> What you need to do: Below are the records. Count the lines containing the string "dphidy", and reply with the number alone.

Data listing:
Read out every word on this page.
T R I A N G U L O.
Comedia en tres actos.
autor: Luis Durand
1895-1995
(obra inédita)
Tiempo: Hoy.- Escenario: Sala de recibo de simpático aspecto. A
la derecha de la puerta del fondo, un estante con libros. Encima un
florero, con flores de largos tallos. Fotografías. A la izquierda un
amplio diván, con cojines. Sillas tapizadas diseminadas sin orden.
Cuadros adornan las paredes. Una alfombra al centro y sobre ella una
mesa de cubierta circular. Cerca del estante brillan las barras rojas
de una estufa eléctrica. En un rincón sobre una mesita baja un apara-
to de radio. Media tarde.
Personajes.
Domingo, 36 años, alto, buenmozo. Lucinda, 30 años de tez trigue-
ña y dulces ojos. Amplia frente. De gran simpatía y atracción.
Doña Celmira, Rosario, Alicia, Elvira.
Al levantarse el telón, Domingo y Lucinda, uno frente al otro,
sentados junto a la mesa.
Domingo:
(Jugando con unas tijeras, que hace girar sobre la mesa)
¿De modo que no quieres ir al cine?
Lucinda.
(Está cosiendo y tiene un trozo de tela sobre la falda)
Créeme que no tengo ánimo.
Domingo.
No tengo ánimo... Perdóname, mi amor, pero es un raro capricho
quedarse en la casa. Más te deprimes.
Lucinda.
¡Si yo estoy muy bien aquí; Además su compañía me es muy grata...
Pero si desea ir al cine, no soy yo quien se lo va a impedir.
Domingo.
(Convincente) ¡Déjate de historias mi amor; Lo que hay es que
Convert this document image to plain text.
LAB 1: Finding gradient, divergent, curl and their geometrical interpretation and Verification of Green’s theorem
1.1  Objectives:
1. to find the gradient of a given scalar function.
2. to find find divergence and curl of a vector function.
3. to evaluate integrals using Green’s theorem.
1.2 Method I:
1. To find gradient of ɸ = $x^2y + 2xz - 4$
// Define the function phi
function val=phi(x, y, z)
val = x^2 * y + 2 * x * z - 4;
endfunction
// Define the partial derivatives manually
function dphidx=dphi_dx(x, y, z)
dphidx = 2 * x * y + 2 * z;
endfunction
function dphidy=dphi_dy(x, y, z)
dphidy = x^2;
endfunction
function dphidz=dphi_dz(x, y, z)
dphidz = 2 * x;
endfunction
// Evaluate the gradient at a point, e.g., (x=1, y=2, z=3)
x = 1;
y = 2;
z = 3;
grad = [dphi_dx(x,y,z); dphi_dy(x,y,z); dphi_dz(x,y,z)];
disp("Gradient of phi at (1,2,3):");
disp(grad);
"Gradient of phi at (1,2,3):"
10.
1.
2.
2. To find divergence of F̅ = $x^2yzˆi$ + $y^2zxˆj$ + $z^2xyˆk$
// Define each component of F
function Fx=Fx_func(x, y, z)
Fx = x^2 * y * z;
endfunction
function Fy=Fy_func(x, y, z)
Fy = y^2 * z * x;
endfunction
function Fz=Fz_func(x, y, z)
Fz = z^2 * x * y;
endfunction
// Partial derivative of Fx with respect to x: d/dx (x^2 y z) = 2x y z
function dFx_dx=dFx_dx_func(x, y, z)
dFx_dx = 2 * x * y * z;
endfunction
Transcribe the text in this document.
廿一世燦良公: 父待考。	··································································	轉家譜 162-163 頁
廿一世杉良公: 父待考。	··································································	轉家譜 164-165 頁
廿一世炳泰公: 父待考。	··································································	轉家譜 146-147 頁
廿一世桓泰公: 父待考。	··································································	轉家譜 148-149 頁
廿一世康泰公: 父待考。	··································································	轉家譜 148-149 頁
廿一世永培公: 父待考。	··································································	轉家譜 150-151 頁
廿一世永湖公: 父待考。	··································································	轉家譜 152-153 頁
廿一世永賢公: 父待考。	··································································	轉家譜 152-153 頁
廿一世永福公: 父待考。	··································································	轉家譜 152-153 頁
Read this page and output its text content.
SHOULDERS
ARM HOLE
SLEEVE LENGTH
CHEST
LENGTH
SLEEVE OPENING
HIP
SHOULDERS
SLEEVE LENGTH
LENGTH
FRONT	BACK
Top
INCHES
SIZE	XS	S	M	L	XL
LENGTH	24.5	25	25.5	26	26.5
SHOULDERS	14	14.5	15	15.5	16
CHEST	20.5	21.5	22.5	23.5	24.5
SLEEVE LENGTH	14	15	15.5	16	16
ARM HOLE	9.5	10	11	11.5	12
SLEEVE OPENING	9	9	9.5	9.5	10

> Exercise result: 2